- GIVEN PROBLEM -
Return all of the lines below exactly as they are.

________________________________________

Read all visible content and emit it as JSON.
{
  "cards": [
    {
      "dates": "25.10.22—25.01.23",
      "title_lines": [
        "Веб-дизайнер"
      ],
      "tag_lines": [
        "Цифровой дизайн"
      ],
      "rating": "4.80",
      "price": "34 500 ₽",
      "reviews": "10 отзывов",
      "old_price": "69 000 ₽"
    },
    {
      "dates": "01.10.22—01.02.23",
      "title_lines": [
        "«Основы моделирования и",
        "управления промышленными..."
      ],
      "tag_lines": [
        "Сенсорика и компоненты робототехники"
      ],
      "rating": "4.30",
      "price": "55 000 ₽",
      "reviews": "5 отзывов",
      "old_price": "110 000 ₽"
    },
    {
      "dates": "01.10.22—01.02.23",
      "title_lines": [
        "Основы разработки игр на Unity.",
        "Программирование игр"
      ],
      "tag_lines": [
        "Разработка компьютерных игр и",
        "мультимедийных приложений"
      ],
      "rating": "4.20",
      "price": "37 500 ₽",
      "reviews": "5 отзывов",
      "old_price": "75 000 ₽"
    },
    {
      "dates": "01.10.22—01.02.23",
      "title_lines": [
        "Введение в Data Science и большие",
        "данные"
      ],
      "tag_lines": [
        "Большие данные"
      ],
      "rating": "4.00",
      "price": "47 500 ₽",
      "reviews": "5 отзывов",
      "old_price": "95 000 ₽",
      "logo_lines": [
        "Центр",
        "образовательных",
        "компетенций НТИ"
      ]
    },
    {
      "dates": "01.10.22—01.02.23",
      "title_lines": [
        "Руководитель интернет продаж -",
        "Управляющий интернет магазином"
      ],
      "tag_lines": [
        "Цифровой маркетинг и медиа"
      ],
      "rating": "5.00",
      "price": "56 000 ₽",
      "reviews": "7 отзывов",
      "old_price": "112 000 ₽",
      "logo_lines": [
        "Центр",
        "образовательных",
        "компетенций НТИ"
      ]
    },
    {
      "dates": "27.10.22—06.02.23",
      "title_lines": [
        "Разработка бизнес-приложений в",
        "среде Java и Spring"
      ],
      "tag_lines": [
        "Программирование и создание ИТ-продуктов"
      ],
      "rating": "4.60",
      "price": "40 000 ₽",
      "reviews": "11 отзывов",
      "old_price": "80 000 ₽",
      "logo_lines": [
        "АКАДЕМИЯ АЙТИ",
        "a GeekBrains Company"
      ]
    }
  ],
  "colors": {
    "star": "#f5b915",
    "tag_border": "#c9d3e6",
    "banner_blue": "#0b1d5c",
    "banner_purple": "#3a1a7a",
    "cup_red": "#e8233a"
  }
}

________________________________________

- REPLY -
Read all visible content and emit it as JSON.
{
  "cards": [
    {
      "dates": "25.10.22—25.01.23",
      "title_lines": [
        "Веб-дизайнер"
      ],
      "tag_lines": [
        "Цифровой дизайн"
      ],
      "rating": "4.80",
      "price": "34 500 ₽",
      "reviews": "10 отзывов",
      "old_price": "69 000 ₽"
    },
    {
      "dates": "01.10.22—01.02.23",
      "title_lines": [
        "«Основы моделирования и",
        "управления промышленными..."
      ],
      "tag_lines": [
        "Сенсорика и компоненты робототехники"
      ],
      "rating": "4.30",
      "price": "55 000 ₽",
      "reviews": "5 отзывов",
      "old_price": "110 000 ₽"
    },
    {
      "dates": "01.10.22—01.02.23",
      "title_lines": [
        "Основы разработки игр на Unity.",
        "Программирование игр"
      ],
      "tag_lines": [
        "Разработка компьютерных игр и",
        "мультимедийных приложений"
      ],
      "rating": "4.20",
      "price": "37 500 ₽",
      "reviews": "5 отзывов",
      "old_price": "75 000 ₽"
    },
    {
      "dates": "01.10.22—01.02.23",
      "title_lines": [
        "Введение в Data Science и большие",
        "данные"
      ],
      "tag_lines": [
        "Большие данные"
      ],
      "rating": "4.00",
      "price": "47 500 ₽",
      "reviews": "5 отзывов",
      "old_price": "95 000 ₽",
      "logo_lines": [
        "Центр",
        "образовательных",
        "компетенций НТИ"
      ]
    },
    {
      "dates": "01.10.22—01.02.23",
      "title_lines": [
        "Руководитель интернет продаж -",
        "Управляющий интернет магазином"
      ],
      "tag_lines": [
        "Цифровой маркетинг и медиа"
      ],
      "rating": "5.00",
      "price": "56 000 ₽",
      "reviews": "7 отзывов",
      "old_price": "112 000 ₽",
      "logo_lines": [
        "Центр",
        "образовательных",
        "компетенций НТИ"
      ]
    },
    {
      "dates": "27.10.22—06.02.23",
      "title_lines": [
        "Разработка бизнес-приложений в",
        "среде Java и Spring"
      ],
      "tag_lines": [
        "Программирование и создание ИТ-продуктов"
      ],
      "rating": "4.60",
      "price": "40 000 ₽",
      "reviews": "11 отзывов",
      "old_price": "80 000 ₽",
      "logo_lines": [
        "АКАДЕМИЯ АЙТИ",
        "a GeekBrains Company"
      ]
    }
  ],
  "colors": {
    "star": "#f5b915",
    "tag_border": "#c9d3e6",
    "banner_blue": "#0b1d5c",
    "banner_purple": "#3a1a7a",
    "cup_red": "#e8233a"
  }
}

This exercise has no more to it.